| Stored data |
....
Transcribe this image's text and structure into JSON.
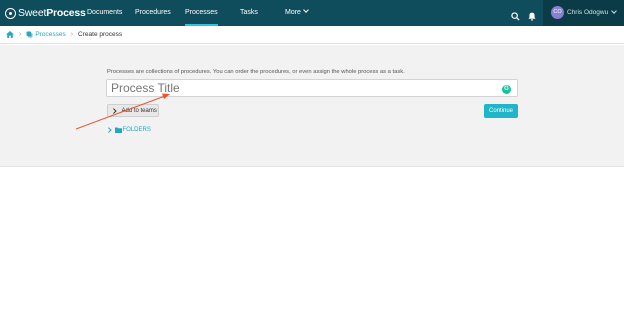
{
  "app": {
    "logo_light": "Sweet",
    "logo_bold": "Process"
  },
  "nav": {
    "items": [
      {
        "label": "Documents"
      },
      {
        "label": "Procedures"
      },
      {
        "label": "Processes",
        "active": true
      },
      {
        "label": "Tasks"
      },
      {
        "label": "More"
      }
    ],
    "search_icon": "search-icon",
    "bell_icon": "bell-icon"
  },
  "user": {
    "initials": "CO",
    "name": "Chris Odogwu"
  },
  "breadcrumb": {
    "home_icon": "home-icon",
    "processes_label": "Processes",
    "current": "Create process"
  },
  "form": {
    "description": "Processes are collections of procedures. You can order the procedures, or even assign the whole process as a task.",
    "title_placeholder": "Process Title",
    "title_value": "",
    "grammar_icon": "G",
    "add_to_teams_label": "Add to teams",
    "continue_label": "Continue",
    "folders_label": "FOLDERS"
  },
  "colors": {
    "topbar": "#0f4c5c",
    "accent": "#1fb6c9",
    "annotation_arrow": "#e8552f"
  }
}
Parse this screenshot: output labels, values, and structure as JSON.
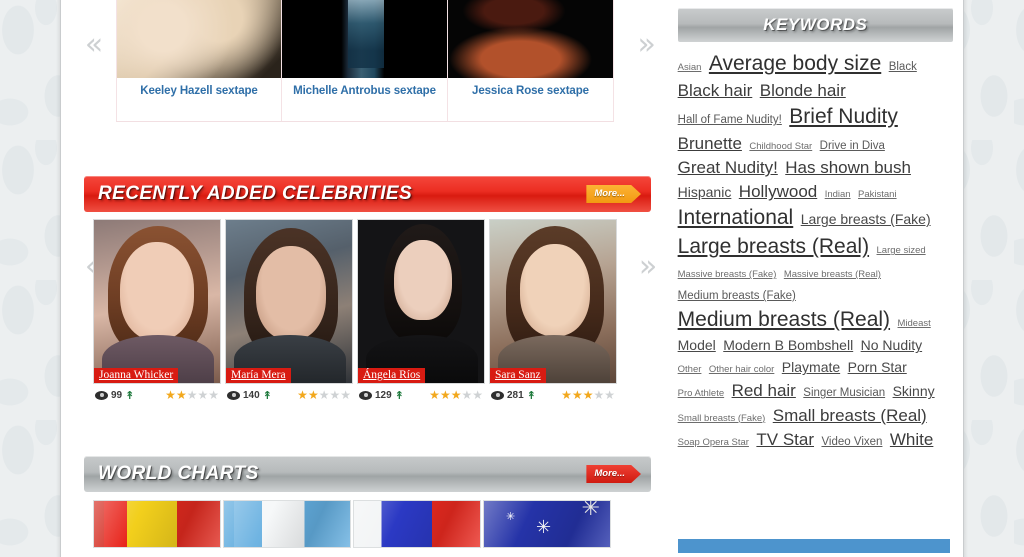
{
  "videos": {
    "prev_icon": "chevron-double-left-icon",
    "next_icon": "chevron-double-right-icon",
    "items": [
      {
        "caption": "Keeley Hazell sextape"
      },
      {
        "caption": "Michelle Antrobus sextape"
      },
      {
        "caption": "Jessica Rose sextape"
      }
    ]
  },
  "recently_added": {
    "title": "RECENTLY ADDED CELEBRITIES",
    "more_label": "More...",
    "prev_icon": "chevron-double-left-icon",
    "next_icon": "chevron-double-right-icon",
    "celebs": [
      {
        "name": "Joanna Whicker",
        "views": "99",
        "rating": 2,
        "trend_icon": "arrow-up-icon",
        "views_icon": "eye-icon"
      },
      {
        "name": "María Mera",
        "views": "140",
        "rating": 2,
        "trend_icon": "arrow-up-icon",
        "views_icon": "eye-icon"
      },
      {
        "name": "Ángela Ríos",
        "views": "129",
        "rating": 3,
        "trend_icon": "arrow-up-icon",
        "views_icon": "eye-icon"
      },
      {
        "name": "Sara Sanz",
        "views": "281",
        "rating": 3,
        "trend_icon": "arrow-up-icon",
        "views_icon": "eye-icon"
      }
    ]
  },
  "world_charts": {
    "title": "WORLD CHARTS",
    "more_label": "More...",
    "flags": [
      {
        "name": "romania-flag"
      },
      {
        "name": "argentina-flag"
      },
      {
        "name": "france-flag"
      },
      {
        "name": "australia-flag"
      }
    ]
  },
  "sidebar": {
    "keywords_title": "KEYWORDS",
    "keywords": [
      {
        "label": "Asian",
        "size": 1
      },
      {
        "label": "Average body size",
        "size": 5
      },
      {
        "label": "Black",
        "size": 2
      },
      {
        "label": "Black hair",
        "size": 4
      },
      {
        "label": "Blonde hair",
        "size": 4
      },
      {
        "label": "Hall of Fame Nudity!",
        "size": 2
      },
      {
        "label": "Brief Nudity",
        "size": 5
      },
      {
        "label": "Brunette",
        "size": 4
      },
      {
        "label": "Childhood Star",
        "size": 1
      },
      {
        "label": "Drive in Diva",
        "size": 2
      },
      {
        "label": "Great Nudity!",
        "size": 4
      },
      {
        "label": "Has shown bush",
        "size": 4
      },
      {
        "label": "Hispanic",
        "size": 3
      },
      {
        "label": "Hollywood",
        "size": 4
      },
      {
        "label": "Indian",
        "size": 1
      },
      {
        "label": "Pakistani",
        "size": 1
      },
      {
        "label": "International",
        "size": 5
      },
      {
        "label": "Large breasts (Fake)",
        "size": 3
      },
      {
        "label": "Large breasts (Real)",
        "size": 5
      },
      {
        "label": "Large sized",
        "size": 1
      },
      {
        "label": "Massive breasts (Fake)",
        "size": 1
      },
      {
        "label": "Massive breasts (Real)",
        "size": 1
      },
      {
        "label": "Medium breasts (Fake)",
        "size": 2
      },
      {
        "label": "Medium breasts (Real)",
        "size": 5
      },
      {
        "label": "Mideast",
        "size": 1
      },
      {
        "label": "Model",
        "size": 3
      },
      {
        "label": "Modern B Bombshell",
        "size": 3
      },
      {
        "label": "No Nudity",
        "size": 3
      },
      {
        "label": "Other",
        "size": 1
      },
      {
        "label": "Other hair color",
        "size": 1
      },
      {
        "label": "Playmate",
        "size": 3
      },
      {
        "label": "Porn Star",
        "size": 3
      },
      {
        "label": "Pro Athlete",
        "size": 1
      },
      {
        "label": "Red hair",
        "size": 4
      },
      {
        "label": "Singer Musician",
        "size": 2
      },
      {
        "label": "Skinny",
        "size": 3
      },
      {
        "label": "Small breasts (Fake)",
        "size": 1
      },
      {
        "label": "Small breasts (Real)",
        "size": 4
      },
      {
        "label": "Soap Opera Star",
        "size": 1
      },
      {
        "label": "TV Star",
        "size": 4
      },
      {
        "label": "Video Vixen",
        "size": 2
      },
      {
        "label": "White",
        "size": 4
      }
    ]
  },
  "colors": {
    "accent_red": "#d91b10",
    "accent_orange": "#f29a11",
    "link_blue": "#2f6fa8",
    "star_gold": "#f2a81d",
    "blue_bar": "#4d94cd"
  }
}
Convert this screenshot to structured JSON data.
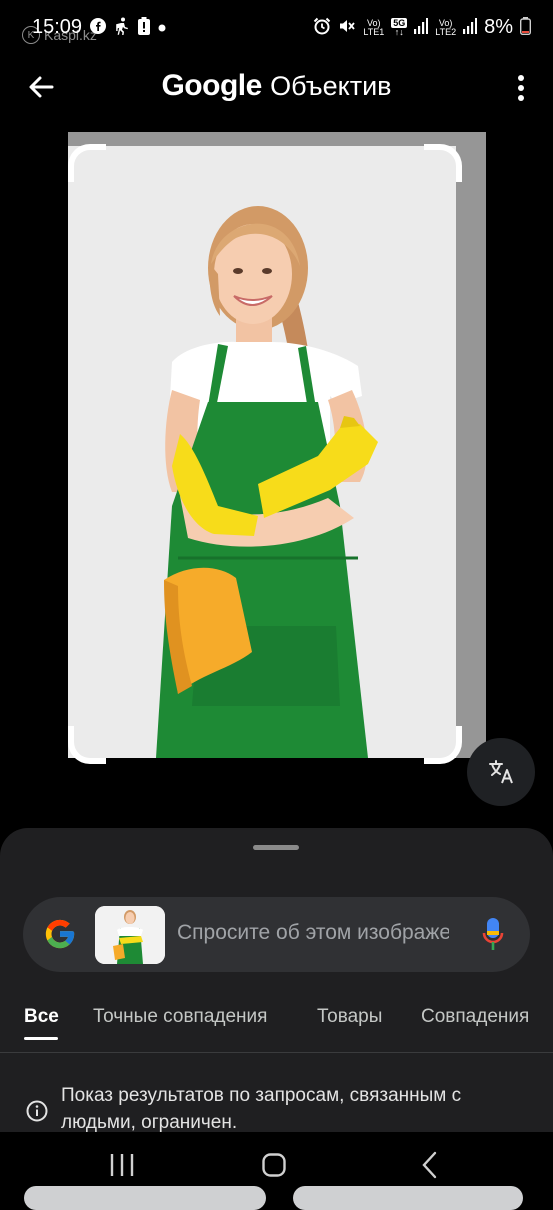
{
  "status_bar": {
    "time": "15:09",
    "battery": "8%",
    "sim1_top": "Vo)",
    "sim1_bottom": "LTE1",
    "network_5g": "5G",
    "sim2_top": "Vo)",
    "sim2_bottom": "LTE2",
    "watermark": "Kaspi.kz"
  },
  "app_bar": {
    "title_brand": "Google",
    "title_product": "Объектив"
  },
  "search": {
    "placeholder": "Спросите об этом изображении"
  },
  "tabs": [
    {
      "label": "Все",
      "active": true
    },
    {
      "label": "Точные совпадения",
      "active": false
    },
    {
      "label": "Товары",
      "active": false
    },
    {
      "label": "Совпадения",
      "active": false
    }
  ],
  "notice": {
    "text": "Показ результатов по запросам, связанным с людьми, ограничен."
  },
  "colors": {
    "background": "#000000",
    "sheet": "#1f1f21",
    "search_field": "#303134",
    "apron_green": "#1e8a35",
    "glove_yellow": "#f7dc1a",
    "cloth_orange": "#f6ab2a"
  }
}
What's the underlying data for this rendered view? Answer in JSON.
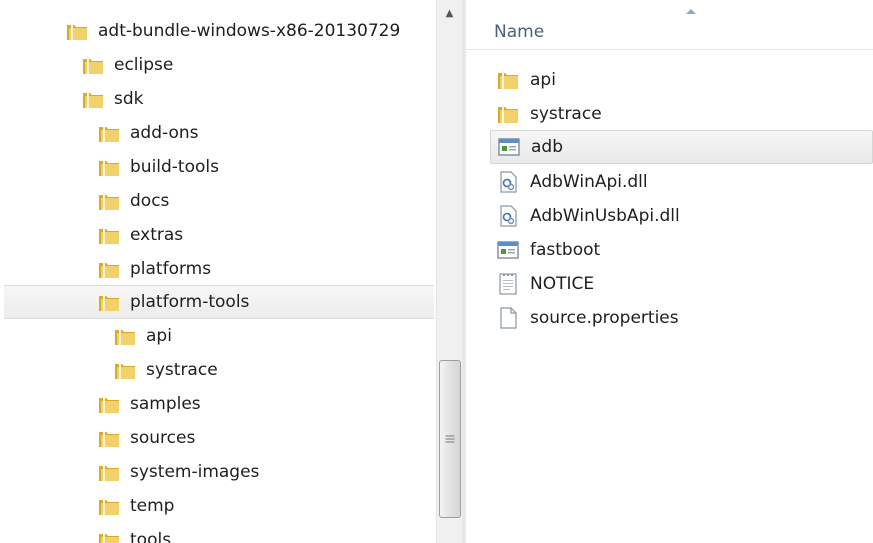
{
  "tree": {
    "items": [
      {
        "label": "adt-bundle-windows-x86-20130729",
        "icon": "folder-icon"
      },
      {
        "label": "eclipse",
        "icon": "folder-icon"
      },
      {
        "label": "sdk",
        "icon": "folder-icon"
      },
      {
        "label": "add-ons",
        "icon": "folder-icon"
      },
      {
        "label": "build-tools",
        "icon": "folder-icon"
      },
      {
        "label": "docs",
        "icon": "folder-icon"
      },
      {
        "label": "extras",
        "icon": "folder-icon"
      },
      {
        "label": "platforms",
        "icon": "folder-icon"
      },
      {
        "label": "platform-tools",
        "icon": "folder-icon",
        "selected": true
      },
      {
        "label": "api",
        "icon": "folder-icon"
      },
      {
        "label": "systrace",
        "icon": "folder-icon"
      },
      {
        "label": "samples",
        "icon": "folder-icon"
      },
      {
        "label": "sources",
        "icon": "folder-icon"
      },
      {
        "label": "system-images",
        "icon": "folder-icon"
      },
      {
        "label": "temp",
        "icon": "folder-icon"
      },
      {
        "label": "tools",
        "icon": "folder-icon"
      }
    ]
  },
  "file_list": {
    "column_header": "Name",
    "items": [
      {
        "name": "api",
        "icon": "folder-icon"
      },
      {
        "name": "systrace",
        "icon": "folder-icon"
      },
      {
        "name": "adb",
        "icon": "application-icon",
        "selected": true
      },
      {
        "name": "AdbWinApi.dll",
        "icon": "dll-icon"
      },
      {
        "name": "AdbWinUsbApi.dll",
        "icon": "dll-icon"
      },
      {
        "name": "fastboot",
        "icon": "application-icon"
      },
      {
        "name": "NOTICE",
        "icon": "text-file-icon"
      },
      {
        "name": "source.properties",
        "icon": "blank-file-icon"
      }
    ]
  },
  "colors": {
    "folder_yellow": "#e8c04a",
    "selection_bg": "#ececec",
    "header_text": "#4c607a"
  }
}
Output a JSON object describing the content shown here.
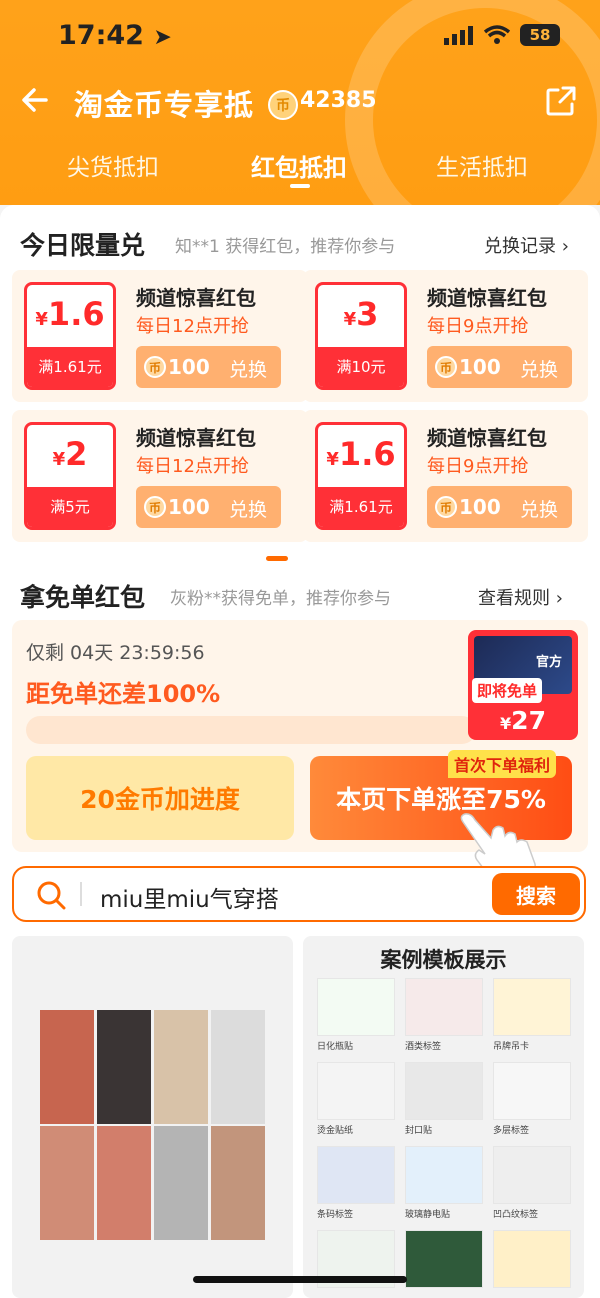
{
  "status_bar": {
    "time": "17:42",
    "battery": "58"
  },
  "header": {
    "title": "淘金币专享抵",
    "coin_count": "42385",
    "coin_symbol": "币",
    "tabs": [
      {
        "label": "尖货抵扣",
        "active": false
      },
      {
        "label": "红包抵扣",
        "active": true
      },
      {
        "label": "生活抵扣",
        "active": false
      }
    ]
  },
  "limited": {
    "title": "今日限量兑",
    "subtitle": "知**1 获得红包，推荐你参与",
    "link": "兑换记录",
    "cards": [
      {
        "amount": "1.6",
        "threshold": "满1.61元",
        "name": "频道惊喜红包",
        "time": "每日12点开抢",
        "coins": "100",
        "action": "兑换"
      },
      {
        "amount": "3",
        "threshold": "满10元",
        "name": "频道惊喜红包",
        "time": "每日9点开抢",
        "coins": "100",
        "action": "兑换"
      },
      {
        "amount": "2",
        "threshold": "满5元",
        "name": "频道惊喜红包",
        "time": "每日12点开抢",
        "coins": "100",
        "action": "兑换"
      },
      {
        "amount": "1.6",
        "threshold": "满1.61元",
        "name": "频道惊喜红包",
        "time": "每日9点开抢",
        "coins": "100",
        "action": "兑换"
      }
    ]
  },
  "free_order": {
    "title": "拿免单红包",
    "subtitle": "灰粉**获得免单，推荐你参与",
    "link": "查看规则",
    "countdown": "仅剩 04天 23:59:56",
    "progress_text": "距免单还差100%",
    "progress_percent": 0,
    "btn_coins": "20金币加进度",
    "btn_order": "本页下单涨至75%",
    "first_order_tag": "首次下单福利",
    "product": {
      "img_text": "官方",
      "free_tag": "即将免单",
      "currency": "¥",
      "price": "27"
    }
  },
  "search": {
    "query": "miu里miu气穿搭",
    "button": "搜索"
  },
  "feed": {
    "right_title": "案例模板展示",
    "templates": [
      "日化瓶贴",
      "酒类标签",
      "吊牌吊卡",
      "烫金贴纸",
      "封口贴",
      "多层标签",
      "条码标签",
      "玻璃静电贴",
      "凹凸纹标签"
    ]
  },
  "colors": {
    "brand_orange": "#ff9d12",
    "accent_red": "#ff3037",
    "accent_orange": "#ff6a00"
  }
}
....
| Requirement |
Pull out all lines containing "threshold".

| Answer |
        "threshold": "满1.61元",
        "threshold": "满10元",
        "threshold": "满5元",
        "threshold": "满1.61元",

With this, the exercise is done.